- _Prompt_
Omit images. Retype all entries verbatim.

Records from a data source
— begin —

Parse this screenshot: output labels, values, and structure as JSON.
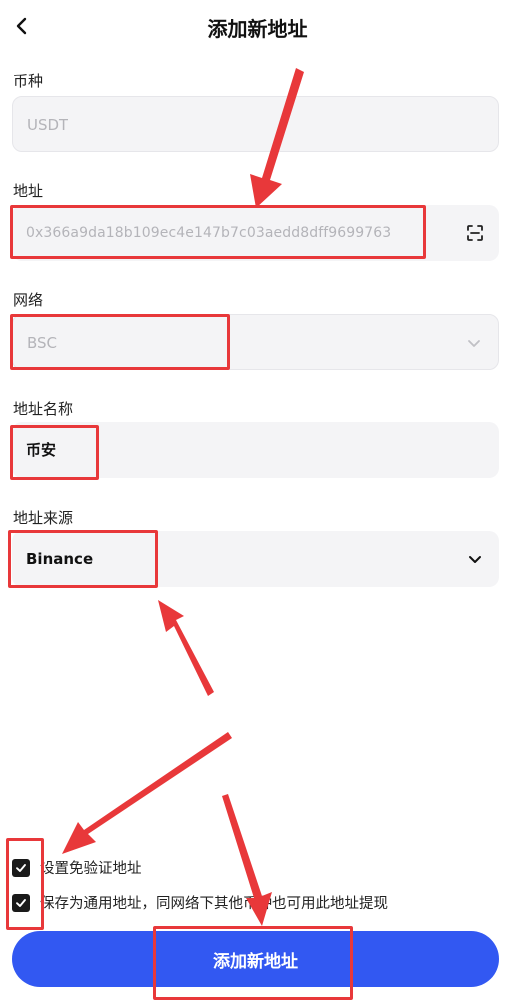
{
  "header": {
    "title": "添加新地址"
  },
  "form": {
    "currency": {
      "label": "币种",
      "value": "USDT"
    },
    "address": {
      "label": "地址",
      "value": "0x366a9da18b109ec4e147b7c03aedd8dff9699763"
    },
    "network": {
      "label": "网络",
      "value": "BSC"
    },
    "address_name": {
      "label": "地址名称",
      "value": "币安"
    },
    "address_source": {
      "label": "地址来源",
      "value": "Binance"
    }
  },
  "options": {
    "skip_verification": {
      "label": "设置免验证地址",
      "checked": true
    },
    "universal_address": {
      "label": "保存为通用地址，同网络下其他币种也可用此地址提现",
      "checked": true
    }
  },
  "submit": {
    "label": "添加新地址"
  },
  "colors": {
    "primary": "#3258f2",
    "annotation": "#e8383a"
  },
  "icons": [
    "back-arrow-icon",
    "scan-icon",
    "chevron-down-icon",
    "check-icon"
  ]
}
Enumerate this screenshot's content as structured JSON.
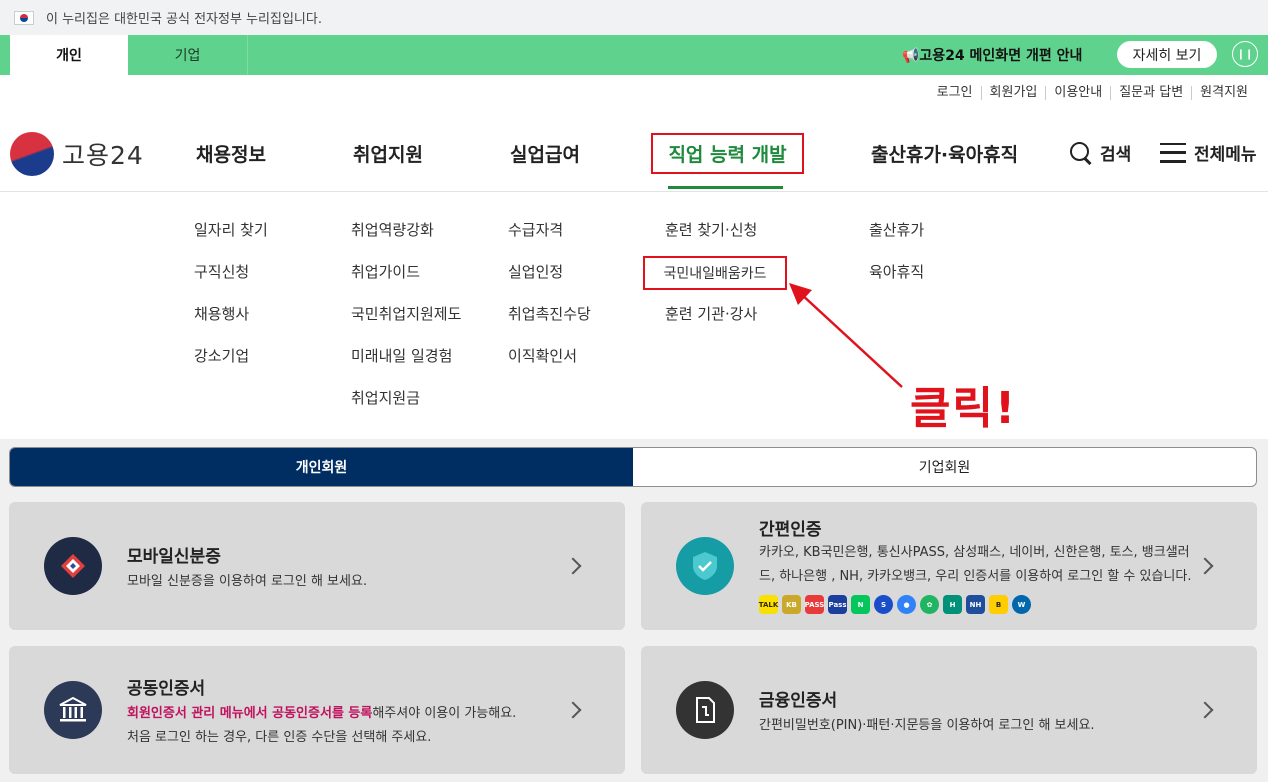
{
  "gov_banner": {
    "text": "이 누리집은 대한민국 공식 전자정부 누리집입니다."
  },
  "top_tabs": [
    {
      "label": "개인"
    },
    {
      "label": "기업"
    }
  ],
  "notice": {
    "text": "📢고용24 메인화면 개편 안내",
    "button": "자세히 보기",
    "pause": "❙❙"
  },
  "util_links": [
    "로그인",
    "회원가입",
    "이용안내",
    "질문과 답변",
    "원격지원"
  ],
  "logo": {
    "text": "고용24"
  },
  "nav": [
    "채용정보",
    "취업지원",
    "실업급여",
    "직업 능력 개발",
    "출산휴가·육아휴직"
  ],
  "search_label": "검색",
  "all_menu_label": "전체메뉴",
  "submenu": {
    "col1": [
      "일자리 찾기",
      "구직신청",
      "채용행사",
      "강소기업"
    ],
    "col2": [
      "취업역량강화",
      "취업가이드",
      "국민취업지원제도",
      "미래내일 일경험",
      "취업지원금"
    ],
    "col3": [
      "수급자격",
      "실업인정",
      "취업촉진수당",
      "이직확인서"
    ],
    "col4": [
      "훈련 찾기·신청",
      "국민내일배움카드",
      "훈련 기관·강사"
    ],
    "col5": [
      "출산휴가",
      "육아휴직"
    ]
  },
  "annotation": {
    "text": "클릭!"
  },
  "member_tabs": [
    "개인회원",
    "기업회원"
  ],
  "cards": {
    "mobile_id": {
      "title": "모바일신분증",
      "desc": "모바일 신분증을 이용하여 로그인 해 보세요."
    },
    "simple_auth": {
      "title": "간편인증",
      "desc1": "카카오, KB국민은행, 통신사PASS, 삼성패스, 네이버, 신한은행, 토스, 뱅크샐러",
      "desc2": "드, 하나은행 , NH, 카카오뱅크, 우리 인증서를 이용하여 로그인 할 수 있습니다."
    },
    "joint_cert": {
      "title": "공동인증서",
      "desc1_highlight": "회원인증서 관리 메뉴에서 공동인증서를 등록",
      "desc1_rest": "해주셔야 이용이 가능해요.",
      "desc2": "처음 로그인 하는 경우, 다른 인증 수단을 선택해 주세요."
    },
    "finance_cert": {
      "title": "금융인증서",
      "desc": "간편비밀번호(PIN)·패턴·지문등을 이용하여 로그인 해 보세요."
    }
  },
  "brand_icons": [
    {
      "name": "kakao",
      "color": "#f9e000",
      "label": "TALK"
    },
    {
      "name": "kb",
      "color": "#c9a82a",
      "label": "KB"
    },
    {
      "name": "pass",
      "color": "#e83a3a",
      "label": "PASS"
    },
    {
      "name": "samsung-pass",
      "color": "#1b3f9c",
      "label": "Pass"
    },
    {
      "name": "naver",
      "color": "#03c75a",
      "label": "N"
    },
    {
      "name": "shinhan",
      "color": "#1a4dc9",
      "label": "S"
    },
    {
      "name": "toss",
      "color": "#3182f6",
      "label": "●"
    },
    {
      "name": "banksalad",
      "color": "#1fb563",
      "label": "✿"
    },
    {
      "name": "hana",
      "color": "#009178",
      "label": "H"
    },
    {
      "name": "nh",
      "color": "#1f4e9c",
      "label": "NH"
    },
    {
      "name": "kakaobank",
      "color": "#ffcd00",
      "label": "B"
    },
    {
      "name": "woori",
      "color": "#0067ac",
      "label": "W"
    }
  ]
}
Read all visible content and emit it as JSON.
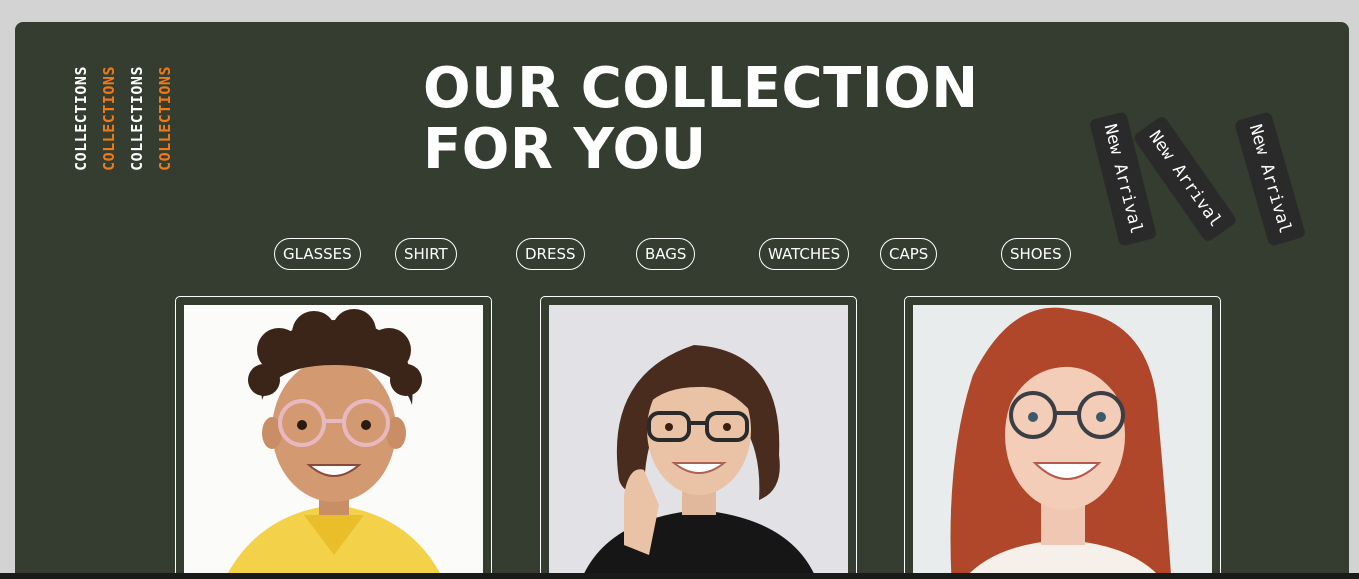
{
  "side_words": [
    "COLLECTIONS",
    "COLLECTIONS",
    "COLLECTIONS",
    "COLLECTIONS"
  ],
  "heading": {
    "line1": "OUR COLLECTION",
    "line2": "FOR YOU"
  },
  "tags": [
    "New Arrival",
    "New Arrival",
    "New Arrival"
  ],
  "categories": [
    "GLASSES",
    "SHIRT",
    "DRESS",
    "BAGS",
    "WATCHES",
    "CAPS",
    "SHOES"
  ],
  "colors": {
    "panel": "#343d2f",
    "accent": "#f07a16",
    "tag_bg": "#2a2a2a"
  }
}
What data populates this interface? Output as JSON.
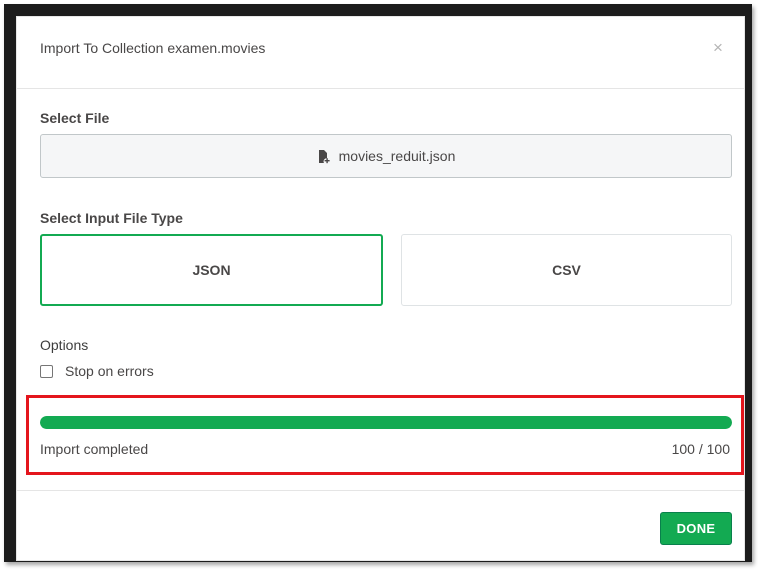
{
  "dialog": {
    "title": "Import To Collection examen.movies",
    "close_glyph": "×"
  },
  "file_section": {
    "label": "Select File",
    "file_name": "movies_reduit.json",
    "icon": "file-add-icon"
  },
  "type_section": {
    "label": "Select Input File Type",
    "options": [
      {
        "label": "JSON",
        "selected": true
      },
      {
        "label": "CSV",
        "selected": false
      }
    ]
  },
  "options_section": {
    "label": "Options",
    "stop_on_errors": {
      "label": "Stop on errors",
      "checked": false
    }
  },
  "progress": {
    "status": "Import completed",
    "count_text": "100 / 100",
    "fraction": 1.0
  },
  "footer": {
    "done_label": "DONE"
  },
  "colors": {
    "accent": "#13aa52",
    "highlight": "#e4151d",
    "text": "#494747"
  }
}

— end —

- _Result of this task_
Parse this screenshot: output labels, values, and structure as JSON.
{
  "header": {
    "title": "添加新地址"
  },
  "form": {
    "currency": {
      "label": "币种",
      "value": "USDT"
    },
    "address": {
      "label": "地址",
      "value": "0x366a9da18b109ec4e147b7c03aedd8dff9699763"
    },
    "network": {
      "label": "网络",
      "value": "BSC"
    },
    "address_name": {
      "label": "地址名称",
      "value": "币安"
    },
    "address_source": {
      "label": "地址来源",
      "value": "Binance"
    }
  },
  "options": {
    "skip_verification": {
      "label": "设置免验证地址",
      "checked": true
    },
    "universal_address": {
      "label": "保存为通用地址，同网络下其他币种也可用此地址提现",
      "checked": true
    }
  },
  "submit": {
    "label": "添加新地址"
  },
  "colors": {
    "primary": "#3258f2",
    "annotation": "#e8383a"
  },
  "icons": [
    "back-arrow-icon",
    "scan-icon",
    "chevron-down-icon",
    "check-icon"
  ]
}
Enumerate this screenshot's content as structured JSON.
{
  "gov_banner": {
    "text": "이 누리집은 대한민국 공식 전자정부 누리집입니다."
  },
  "top_tabs": [
    {
      "label": "개인"
    },
    {
      "label": "기업"
    }
  ],
  "notice": {
    "text": "📢고용24 메인화면 개편 안내",
    "button": "자세히 보기",
    "pause": "❙❙"
  },
  "util_links": [
    "로그인",
    "회원가입",
    "이용안내",
    "질문과 답변",
    "원격지원"
  ],
  "logo": {
    "text": "고용24"
  },
  "nav": [
    "채용정보",
    "취업지원",
    "실업급여",
    "직업 능력 개발",
    "출산휴가·육아휴직"
  ],
  "search_label": "검색",
  "all_menu_label": "전체메뉴",
  "submenu": {
    "col1": [
      "일자리 찾기",
      "구직신청",
      "채용행사",
      "강소기업"
    ],
    "col2": [
      "취업역량강화",
      "취업가이드",
      "국민취업지원제도",
      "미래내일 일경험",
      "취업지원금"
    ],
    "col3": [
      "수급자격",
      "실업인정",
      "취업촉진수당",
      "이직확인서"
    ],
    "col4": [
      "훈련 찾기·신청",
      "국민내일배움카드",
      "훈련 기관·강사"
    ],
    "col5": [
      "출산휴가",
      "육아휴직"
    ]
  },
  "annotation": {
    "text": "클릭!"
  },
  "member_tabs": [
    "개인회원",
    "기업회원"
  ],
  "cards": {
    "mobile_id": {
      "title": "모바일신분증",
      "desc": "모바일 신분증을 이용하여 로그인 해 보세요."
    },
    "simple_auth": {
      "title": "간편인증",
      "desc1": "카카오, KB국민은행, 통신사PASS, 삼성패스, 네이버, 신한은행, 토스, 뱅크샐러",
      "desc2": "드, 하나은행 , NH, 카카오뱅크, 우리 인증서를 이용하여 로그인 할 수 있습니다."
    },
    "joint_cert": {
      "title": "공동인증서",
      "desc1_highlight": "회원인증서 관리 메뉴에서 공동인증서를 등록",
      "desc1_rest": "해주셔야 이용이 가능해요.",
      "desc2": "처음 로그인 하는 경우, 다른 인증 수단을 선택해 주세요."
    },
    "finance_cert": {
      "title": "금융인증서",
      "desc": "간편비밀번호(PIN)·패턴·지문등을 이용하여 로그인 해 보세요."
    }
  },
  "brand_icons": [
    {
      "name": "kakao",
      "color": "#f9e000",
      "label": "TALK"
    },
    {
      "name": "kb",
      "color": "#c9a82a",
      "label": "KB"
    },
    {
      "name": "pass",
      "color": "#e83a3a",
      "label": "PASS"
    },
    {
      "name": "samsung-pass",
      "color": "#1b3f9c",
      "label": "Pass"
    },
    {
      "name": "naver",
      "color": "#03c75a",
      "label": "N"
    },
    {
      "name": "shinhan",
      "color": "#1a4dc9",
      "label": "S"
    },
    {
      "name": "toss",
      "color": "#3182f6",
      "label": "●"
    },
    {
      "name": "banksalad",
      "color": "#1fb563",
      "label": "✿"
    },
    {
      "name": "hana",
      "color": "#009178",
      "label": "H"
    },
    {
      "name": "nh",
      "color": "#1f4e9c",
      "label": "NH"
    },
    {
      "name": "kakaobank",
      "color": "#ffcd00",
      "label": "B"
    },
    {
      "name": "woori",
      "color": "#0067ac",
      "label": "W"
    }
  ]
}
Read all visible content and emit it as JSON.
{
  "side_words": [
    "COLLECTIONS",
    "COLLECTIONS",
    "COLLECTIONS",
    "COLLECTIONS"
  ],
  "heading": {
    "line1": "OUR COLLECTION",
    "line2": "FOR YOU"
  },
  "tags": [
    "New Arrival",
    "New Arrival",
    "New Arrival"
  ],
  "categories": [
    "GLASSES",
    "SHIRT",
    "DRESS",
    "BAGS",
    "WATCHES",
    "CAPS",
    "SHOES"
  ],
  "colors": {
    "panel": "#343d2f",
    "accent": "#f07a16",
    "tag_bg": "#2a2a2a"
  }
}
What data populates this interface? Output as JSON.
{
  "dialog": {
    "title": "Import To Collection examen.movies",
    "close_glyph": "×"
  },
  "file_section": {
    "label": "Select File",
    "file_name": "movies_reduit.json",
    "icon": "file-add-icon"
  },
  "type_section": {
    "label": "Select Input File Type",
    "options": [
      {
        "label": "JSON",
        "selected": true
      },
      {
        "label": "CSV",
        "selected": false
      }
    ]
  },
  "options_section": {
    "label": "Options",
    "stop_on_errors": {
      "label": "Stop on errors",
      "checked": false
    }
  },
  "progress": {
    "status": "Import completed",
    "count_text": "100 / 100",
    "fraction": 1.0
  },
  "footer": {
    "done_label": "DONE"
  },
  "colors": {
    "accent": "#13aa52",
    "highlight": "#e4151d",
    "text": "#494747"
  }
}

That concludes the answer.